**Task details:** Your task is to copy each line that has the word "opzeggen".

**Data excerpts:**
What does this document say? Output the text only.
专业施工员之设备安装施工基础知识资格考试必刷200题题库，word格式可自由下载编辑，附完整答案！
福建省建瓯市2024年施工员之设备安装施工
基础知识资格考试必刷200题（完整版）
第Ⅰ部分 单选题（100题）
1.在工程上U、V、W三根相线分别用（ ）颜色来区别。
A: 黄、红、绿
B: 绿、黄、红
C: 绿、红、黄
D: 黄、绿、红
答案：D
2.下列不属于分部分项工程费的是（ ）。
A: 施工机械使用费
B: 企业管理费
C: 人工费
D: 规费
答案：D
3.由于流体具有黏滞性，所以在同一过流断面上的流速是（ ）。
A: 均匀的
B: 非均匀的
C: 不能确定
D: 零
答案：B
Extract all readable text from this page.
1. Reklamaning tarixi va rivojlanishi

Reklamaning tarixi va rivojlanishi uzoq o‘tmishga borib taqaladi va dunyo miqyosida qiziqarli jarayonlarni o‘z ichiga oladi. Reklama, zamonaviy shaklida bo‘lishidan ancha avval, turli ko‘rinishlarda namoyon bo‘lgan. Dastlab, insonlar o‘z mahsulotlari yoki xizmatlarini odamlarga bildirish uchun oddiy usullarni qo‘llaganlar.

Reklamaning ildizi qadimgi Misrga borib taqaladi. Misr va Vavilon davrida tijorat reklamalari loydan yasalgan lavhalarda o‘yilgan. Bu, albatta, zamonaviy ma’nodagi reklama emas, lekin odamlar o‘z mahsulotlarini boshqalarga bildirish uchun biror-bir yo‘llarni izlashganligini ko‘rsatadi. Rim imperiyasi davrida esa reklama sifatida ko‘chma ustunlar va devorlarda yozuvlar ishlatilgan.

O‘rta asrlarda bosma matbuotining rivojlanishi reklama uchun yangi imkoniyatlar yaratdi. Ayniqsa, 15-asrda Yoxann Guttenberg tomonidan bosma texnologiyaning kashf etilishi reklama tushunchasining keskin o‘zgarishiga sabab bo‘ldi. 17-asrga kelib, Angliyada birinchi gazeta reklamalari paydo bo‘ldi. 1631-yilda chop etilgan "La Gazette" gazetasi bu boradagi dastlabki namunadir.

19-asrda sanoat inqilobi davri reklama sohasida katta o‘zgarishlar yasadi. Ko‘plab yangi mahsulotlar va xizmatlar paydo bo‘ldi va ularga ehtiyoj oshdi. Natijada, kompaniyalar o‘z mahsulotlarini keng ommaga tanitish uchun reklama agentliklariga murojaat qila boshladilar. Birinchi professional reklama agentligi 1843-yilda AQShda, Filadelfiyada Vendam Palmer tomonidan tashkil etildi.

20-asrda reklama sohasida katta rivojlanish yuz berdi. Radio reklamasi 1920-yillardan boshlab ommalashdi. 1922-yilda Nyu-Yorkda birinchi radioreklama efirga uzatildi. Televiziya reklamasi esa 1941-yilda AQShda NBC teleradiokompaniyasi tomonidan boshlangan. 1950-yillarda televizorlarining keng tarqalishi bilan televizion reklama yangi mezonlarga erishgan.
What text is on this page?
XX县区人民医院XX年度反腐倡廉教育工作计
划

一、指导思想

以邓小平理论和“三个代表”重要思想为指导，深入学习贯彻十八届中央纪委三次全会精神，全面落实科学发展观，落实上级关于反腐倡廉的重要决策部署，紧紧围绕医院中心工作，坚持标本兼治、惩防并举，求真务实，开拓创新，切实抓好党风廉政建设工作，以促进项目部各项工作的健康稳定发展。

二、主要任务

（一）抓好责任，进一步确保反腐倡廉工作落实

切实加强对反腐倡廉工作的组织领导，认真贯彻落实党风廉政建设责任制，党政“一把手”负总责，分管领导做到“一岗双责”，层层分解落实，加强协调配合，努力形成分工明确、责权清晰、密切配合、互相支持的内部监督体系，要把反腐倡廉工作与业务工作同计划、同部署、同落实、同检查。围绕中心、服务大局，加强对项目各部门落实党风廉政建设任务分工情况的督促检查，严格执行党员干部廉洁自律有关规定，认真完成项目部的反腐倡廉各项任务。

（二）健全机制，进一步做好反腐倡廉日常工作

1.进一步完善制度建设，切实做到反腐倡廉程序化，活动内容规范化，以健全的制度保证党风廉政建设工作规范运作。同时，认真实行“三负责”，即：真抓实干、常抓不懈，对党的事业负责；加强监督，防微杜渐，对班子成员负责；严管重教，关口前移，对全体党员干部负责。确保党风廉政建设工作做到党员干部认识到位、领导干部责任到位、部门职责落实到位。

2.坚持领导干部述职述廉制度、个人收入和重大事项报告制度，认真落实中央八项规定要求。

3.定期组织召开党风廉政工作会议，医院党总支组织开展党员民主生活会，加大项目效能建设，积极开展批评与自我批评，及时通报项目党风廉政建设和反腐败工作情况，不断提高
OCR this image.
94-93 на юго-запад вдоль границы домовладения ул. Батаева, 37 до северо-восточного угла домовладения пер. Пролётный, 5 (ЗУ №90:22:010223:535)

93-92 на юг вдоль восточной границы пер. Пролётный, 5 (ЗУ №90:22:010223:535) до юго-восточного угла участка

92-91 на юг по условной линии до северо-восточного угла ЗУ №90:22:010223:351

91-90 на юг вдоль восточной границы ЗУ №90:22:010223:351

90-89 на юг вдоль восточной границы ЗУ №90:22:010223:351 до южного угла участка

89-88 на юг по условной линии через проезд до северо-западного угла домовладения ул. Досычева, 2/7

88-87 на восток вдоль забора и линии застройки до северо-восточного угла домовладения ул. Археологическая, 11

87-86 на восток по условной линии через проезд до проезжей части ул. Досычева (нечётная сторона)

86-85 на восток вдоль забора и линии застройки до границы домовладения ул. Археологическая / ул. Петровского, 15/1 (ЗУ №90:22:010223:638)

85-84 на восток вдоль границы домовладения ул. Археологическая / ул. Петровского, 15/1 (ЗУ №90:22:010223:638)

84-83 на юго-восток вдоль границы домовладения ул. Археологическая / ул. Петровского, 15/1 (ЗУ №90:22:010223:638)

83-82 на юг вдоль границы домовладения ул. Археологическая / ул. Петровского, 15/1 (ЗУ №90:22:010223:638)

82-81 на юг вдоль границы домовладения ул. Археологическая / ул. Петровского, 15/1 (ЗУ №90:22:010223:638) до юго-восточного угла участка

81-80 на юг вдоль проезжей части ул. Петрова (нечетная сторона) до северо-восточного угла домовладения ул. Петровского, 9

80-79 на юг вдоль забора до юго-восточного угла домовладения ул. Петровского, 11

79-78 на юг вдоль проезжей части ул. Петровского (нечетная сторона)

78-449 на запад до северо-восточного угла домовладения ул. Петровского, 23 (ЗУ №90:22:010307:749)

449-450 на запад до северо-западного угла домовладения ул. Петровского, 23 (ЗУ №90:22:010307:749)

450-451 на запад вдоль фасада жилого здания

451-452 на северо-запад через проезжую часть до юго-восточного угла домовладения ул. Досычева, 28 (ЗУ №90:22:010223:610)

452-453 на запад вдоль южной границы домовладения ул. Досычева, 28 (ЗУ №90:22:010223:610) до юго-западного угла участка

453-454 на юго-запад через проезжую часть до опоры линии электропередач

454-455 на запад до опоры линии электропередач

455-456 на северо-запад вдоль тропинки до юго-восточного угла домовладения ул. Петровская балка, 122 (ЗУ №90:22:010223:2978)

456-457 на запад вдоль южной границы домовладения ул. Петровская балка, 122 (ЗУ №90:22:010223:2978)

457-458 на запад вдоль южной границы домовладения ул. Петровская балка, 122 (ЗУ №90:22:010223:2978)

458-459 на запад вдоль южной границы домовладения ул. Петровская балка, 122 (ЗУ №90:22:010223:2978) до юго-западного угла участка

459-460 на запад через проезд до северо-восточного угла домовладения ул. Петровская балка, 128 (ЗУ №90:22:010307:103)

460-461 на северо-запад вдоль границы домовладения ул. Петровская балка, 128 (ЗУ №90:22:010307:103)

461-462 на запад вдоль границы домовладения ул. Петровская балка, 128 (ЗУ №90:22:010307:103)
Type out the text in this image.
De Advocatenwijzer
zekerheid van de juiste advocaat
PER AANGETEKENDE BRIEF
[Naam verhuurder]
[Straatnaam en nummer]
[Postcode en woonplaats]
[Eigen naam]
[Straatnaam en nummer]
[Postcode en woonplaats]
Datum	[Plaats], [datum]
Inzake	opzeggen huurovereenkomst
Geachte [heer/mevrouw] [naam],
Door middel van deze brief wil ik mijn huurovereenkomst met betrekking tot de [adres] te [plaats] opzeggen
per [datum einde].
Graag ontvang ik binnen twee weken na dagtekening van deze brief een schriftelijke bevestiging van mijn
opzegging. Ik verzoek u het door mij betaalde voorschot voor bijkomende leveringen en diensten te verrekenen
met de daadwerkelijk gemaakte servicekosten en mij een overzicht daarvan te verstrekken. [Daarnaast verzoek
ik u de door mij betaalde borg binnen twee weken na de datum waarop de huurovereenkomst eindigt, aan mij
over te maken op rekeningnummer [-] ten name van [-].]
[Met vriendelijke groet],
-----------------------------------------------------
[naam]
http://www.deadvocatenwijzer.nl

**Solution:**
Inzake	opzeggen huurovereenkomst
Door middel van deze brief wil ik mijn huurovereenkomst met betrekking tot de [adres] te [plaats] opzeggen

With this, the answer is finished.